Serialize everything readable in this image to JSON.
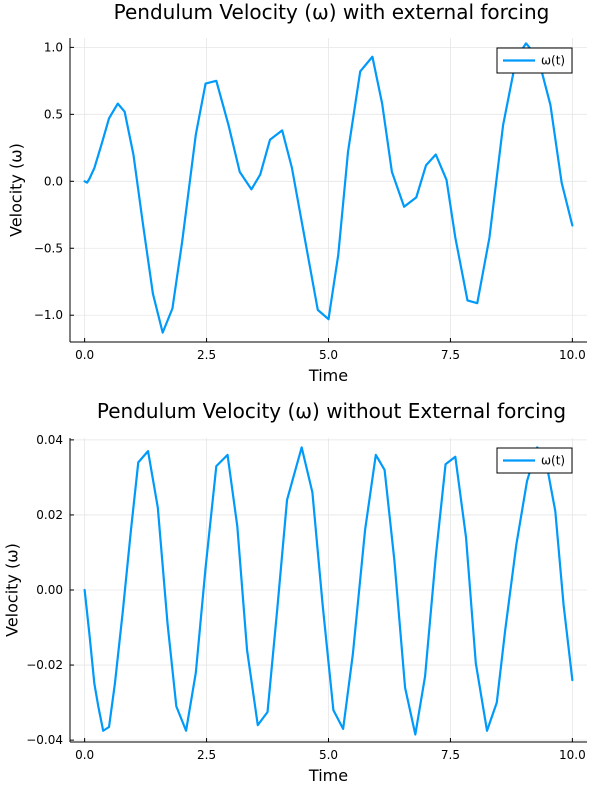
{
  "chart_data": [
    {
      "type": "line",
      "title": "Pendulum Velocity (ω) with external forcing",
      "xlabel": "Time",
      "ylabel": "Velocity (ω)",
      "xlim": [
        -0.3,
        10.3
      ],
      "ylim": [
        -1.2,
        1.07
      ],
      "xticks": [
        0,
        2.5,
        5,
        7.5,
        10
      ],
      "xtick_labels": [
        "0.0",
        "2.5",
        "5.0",
        "7.5",
        "10.0"
      ],
      "yticks": [
        -1,
        -0.5,
        0,
        0.5,
        1
      ],
      "ytick_labels": [
        "−1.0",
        "−0.5",
        "0.0",
        "0.5",
        "1.0"
      ],
      "grid": true,
      "legend": "top-right",
      "series": [
        {
          "name": "ω(t)",
          "color": "#009AFA",
          "x": [
            0,
            0.05,
            0.1,
            0.2,
            0.35,
            0.5,
            0.68,
            0.82,
            1.0,
            1.2,
            1.4,
            1.6,
            1.8,
            2.0,
            2.28,
            2.48,
            2.7,
            2.95,
            3.18,
            3.42,
            3.6,
            3.8,
            4.05,
            4.25,
            4.5,
            4.78,
            5.0,
            5.2,
            5.4,
            5.65,
            5.9,
            6.1,
            6.3,
            6.55,
            6.8,
            7.0,
            7.2,
            7.42,
            7.6,
            7.85,
            8.05,
            8.3,
            8.58,
            8.85,
            9.05,
            9.3,
            9.55,
            9.78,
            10.0
          ],
          "y": [
            0.0,
            -0.01,
            0.02,
            0.1,
            0.28,
            0.47,
            0.58,
            0.52,
            0.2,
            -0.33,
            -0.84,
            -1.13,
            -0.95,
            -0.45,
            0.35,
            0.73,
            0.75,
            0.42,
            0.07,
            -0.06,
            0.05,
            0.31,
            0.38,
            0.1,
            -0.4,
            -0.96,
            -1.03,
            -0.55,
            0.22,
            0.82,
            0.93,
            0.58,
            0.07,
            -0.19,
            -0.12,
            0.12,
            0.2,
            0.01,
            -0.42,
            -0.89,
            -0.91,
            -0.42,
            0.42,
            0.92,
            1.03,
            0.92,
            0.57,
            -0.01,
            -0.33
          ]
        }
      ]
    },
    {
      "type": "line",
      "title": "Pendulum Velocity (ω) without External forcing",
      "xlabel": "Time",
      "ylabel": "Velocity (ω)",
      "xlim": [
        -0.3,
        10.3
      ],
      "ylim": [
        -0.0405,
        0.0405
      ],
      "xticks": [
        0,
        2.5,
        5,
        7.5,
        10
      ],
      "xtick_labels": [
        "0.0",
        "2.5",
        "5.0",
        "7.5",
        "10.0"
      ],
      "yticks": [
        -0.04,
        -0.02,
        0,
        0.02,
        0.04
      ],
      "ytick_labels": [
        "−0.04",
        "−0.02",
        "0.00",
        "0.02",
        "0.04"
      ],
      "grid": true,
      "legend": "top-right",
      "series": [
        {
          "name": "ω(t)",
          "color": "#009AFA",
          "x": [
            0,
            0.1,
            0.2,
            0.28,
            0.38,
            0.5,
            0.62,
            0.78,
            0.95,
            1.1,
            1.3,
            1.5,
            1.7,
            1.88,
            2.08,
            2.28,
            2.48,
            2.7,
            2.93,
            3.13,
            3.33,
            3.55,
            3.75,
            3.95,
            4.15,
            4.45,
            4.67,
            4.88,
            5.1,
            5.3,
            5.5,
            5.75,
            5.97,
            6.15,
            6.35,
            6.57,
            6.78,
            6.98,
            7.2,
            7.4,
            7.6,
            7.82,
            8.02,
            8.25,
            8.45,
            8.62,
            8.85,
            9.07,
            9.28,
            9.45,
            9.65,
            9.82,
            10.0
          ],
          "y": [
            0.0,
            -0.012,
            -0.025,
            -0.031,
            -0.0375,
            -0.0365,
            -0.025,
            -0.006,
            0.016,
            0.034,
            0.037,
            0.022,
            -0.009,
            -0.031,
            -0.0375,
            -0.022,
            0.006,
            0.033,
            0.036,
            0.017,
            -0.016,
            -0.036,
            -0.0325,
            -0.005,
            0.024,
            0.038,
            0.026,
            -0.004,
            -0.032,
            -0.037,
            -0.017,
            0.016,
            0.036,
            0.032,
            0.008,
            -0.026,
            -0.0385,
            -0.023,
            0.009,
            0.0335,
            0.0355,
            0.014,
            -0.0195,
            -0.0375,
            -0.03,
            -0.011,
            0.012,
            0.029,
            0.038,
            0.035,
            0.021,
            -0.004,
            -0.024
          ]
        }
      ]
    }
  ]
}
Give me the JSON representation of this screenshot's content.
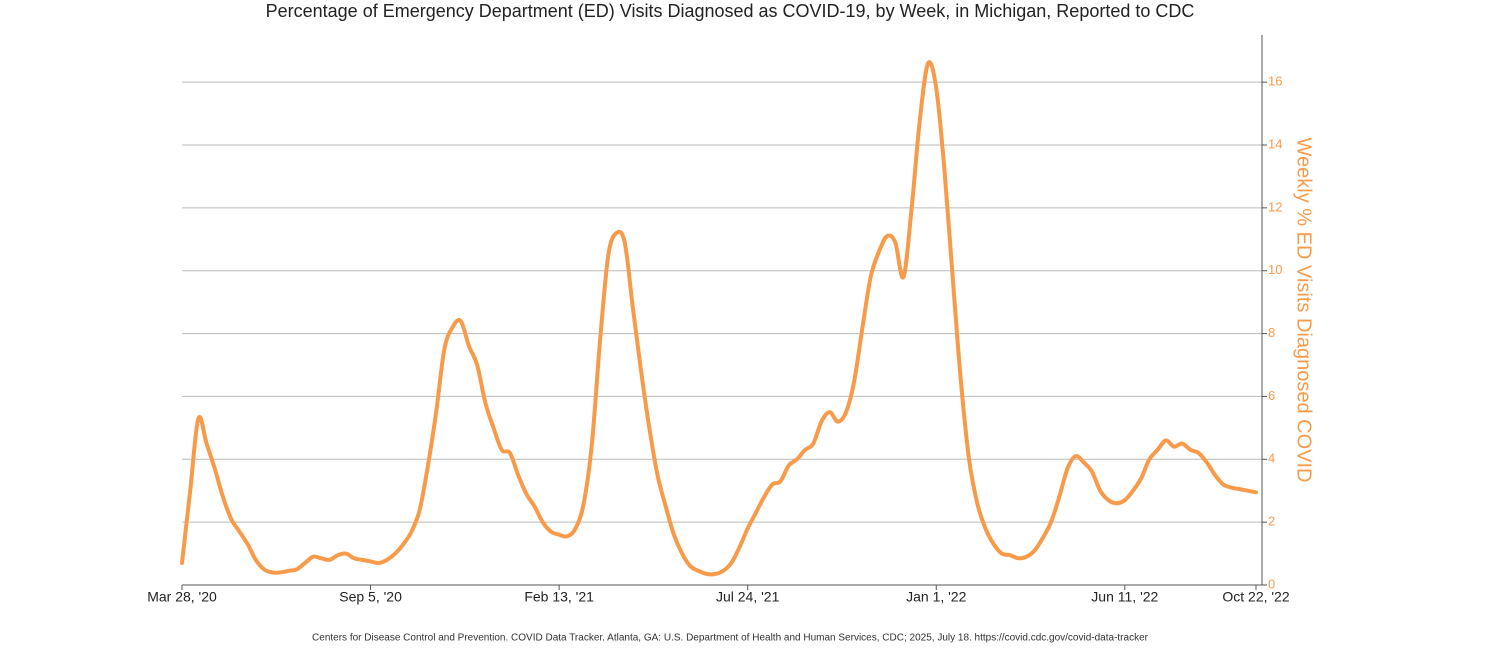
{
  "chart_data": {
    "type": "line",
    "title": "Percentage of Emergency Department (ED) Visits Diagnosed as COVID-19, by Week, in Michigan, Reported to CDC",
    "y_label": "Weekly % ED Visits Diagnosed COVID",
    "source": "Centers for Disease Control and Prevention. COVID Data Tracker. Atlanta, GA: U.S. Department of Health and Human Services, CDC; 2025, July 18. https://covid.cdc.gov/covid-data-tracker",
    "categories": [
      "Mar 28, '20",
      null,
      null,
      null,
      null,
      null,
      null,
      null,
      null,
      null,
      null,
      null,
      null,
      null,
      null,
      null,
      null,
      null,
      null,
      null,
      null,
      null,
      null,
      "Sep 5, '20",
      null,
      null,
      null,
      null,
      null,
      null,
      null,
      null,
      null,
      null,
      null,
      null,
      null,
      null,
      null,
      null,
      null,
      null,
      null,
      null,
      null,
      null,
      "Feb 13, '21",
      null,
      null,
      null,
      null,
      null,
      null,
      null,
      null,
      null,
      null,
      null,
      null,
      null,
      null,
      null,
      null,
      null,
      null,
      null,
      null,
      null,
      null,
      "Jul 24, '21",
      null,
      null,
      null,
      null,
      null,
      null,
      null,
      null,
      null,
      null,
      null,
      null,
      null,
      null,
      null,
      null,
      null,
      null,
      null,
      null,
      null,
      null,
      "Jan 1, '22",
      null,
      null,
      null,
      null,
      null,
      null,
      null,
      null,
      null,
      null,
      null,
      null,
      null,
      null,
      null,
      null,
      null,
      null,
      null,
      null,
      null,
      null,
      "Jun 11, '22",
      null,
      null,
      null,
      null,
      null,
      null,
      null,
      null,
      null,
      null,
      null,
      null,
      null,
      null,
      null,
      "Oct 22, '22"
    ],
    "series": [
      {
        "name": "Weekly % ED Visits Diagnosed COVID",
        "color": "#f79a4a",
        "axis": "y2",
        "values": [
          0.7,
          3.0,
          5.3,
          4.5,
          3.7,
          2.8,
          2.1,
          1.7,
          1.3,
          0.8,
          0.5,
          0.4,
          0.4,
          0.45,
          0.5,
          0.7,
          0.9,
          0.85,
          0.8,
          0.95,
          1.0,
          0.85,
          0.8,
          0.75,
          0.7,
          0.8,
          1.0,
          1.3,
          1.7,
          2.4,
          3.8,
          5.5,
          7.5,
          8.2,
          8.4,
          7.6,
          7.0,
          5.8,
          5.0,
          4.3,
          4.2,
          3.5,
          2.9,
          2.5,
          2.0,
          1.7,
          1.6,
          1.55,
          1.8,
          2.6,
          4.5,
          7.8,
          10.5,
          11.2,
          10.9,
          8.8,
          6.8,
          5.0,
          3.5,
          2.5,
          1.6,
          1.0,
          0.6,
          0.45,
          0.35,
          0.35,
          0.45,
          0.7,
          1.2,
          1.8,
          2.3,
          2.8,
          3.2,
          3.3,
          3.8,
          4.0,
          4.3,
          4.5,
          5.2,
          5.5,
          5.2,
          5.5,
          6.5,
          8.2,
          9.8,
          10.6,
          11.1,
          10.9,
          9.8,
          12.0,
          14.8,
          16.6,
          15.8,
          13.2,
          9.8,
          6.5,
          4.0,
          2.6,
          1.8,
          1.3,
          1.0,
          0.95,
          0.85,
          0.9,
          1.1,
          1.5,
          2.0,
          2.8,
          3.7,
          4.1,
          3.9,
          3.6,
          3.0,
          2.7,
          2.6,
          2.7,
          3.0,
          3.4,
          4.0,
          4.3,
          4.6,
          4.4,
          4.5,
          4.3,
          4.2,
          3.9,
          3.5,
          3.2,
          3.1,
          3.05,
          3.0,
          2.95
        ]
      }
    ],
    "y2lim": [
      0,
      17.5
    ],
    "y2ticks": [
      0,
      2,
      4,
      6,
      8,
      10,
      12,
      14,
      16
    ],
    "grid": true
  }
}
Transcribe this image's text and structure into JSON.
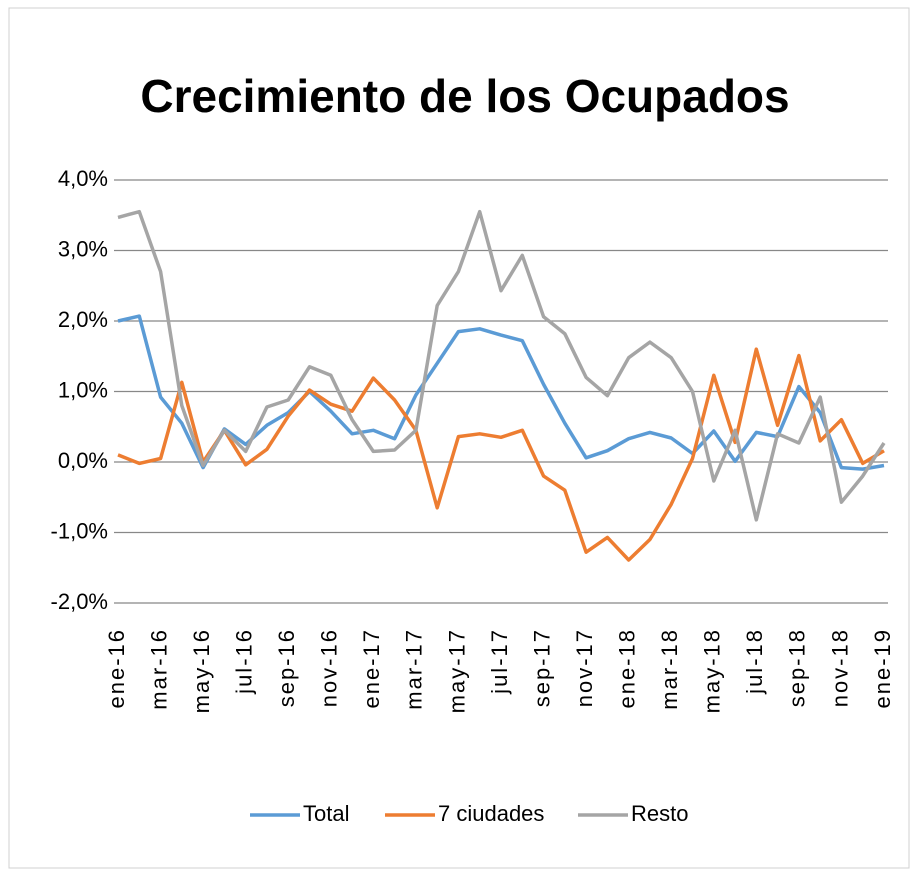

···

- _DESCRIPTION OF THE TASK_
Filter the listing above for the string "Pendulum" and copy every matching line.

- _OUTPUT OF THE TASK_
      "title": "Pendulum Velocity (ω) with external forcing",
      "title": "Pendulum Velocity (ω) without External forcing",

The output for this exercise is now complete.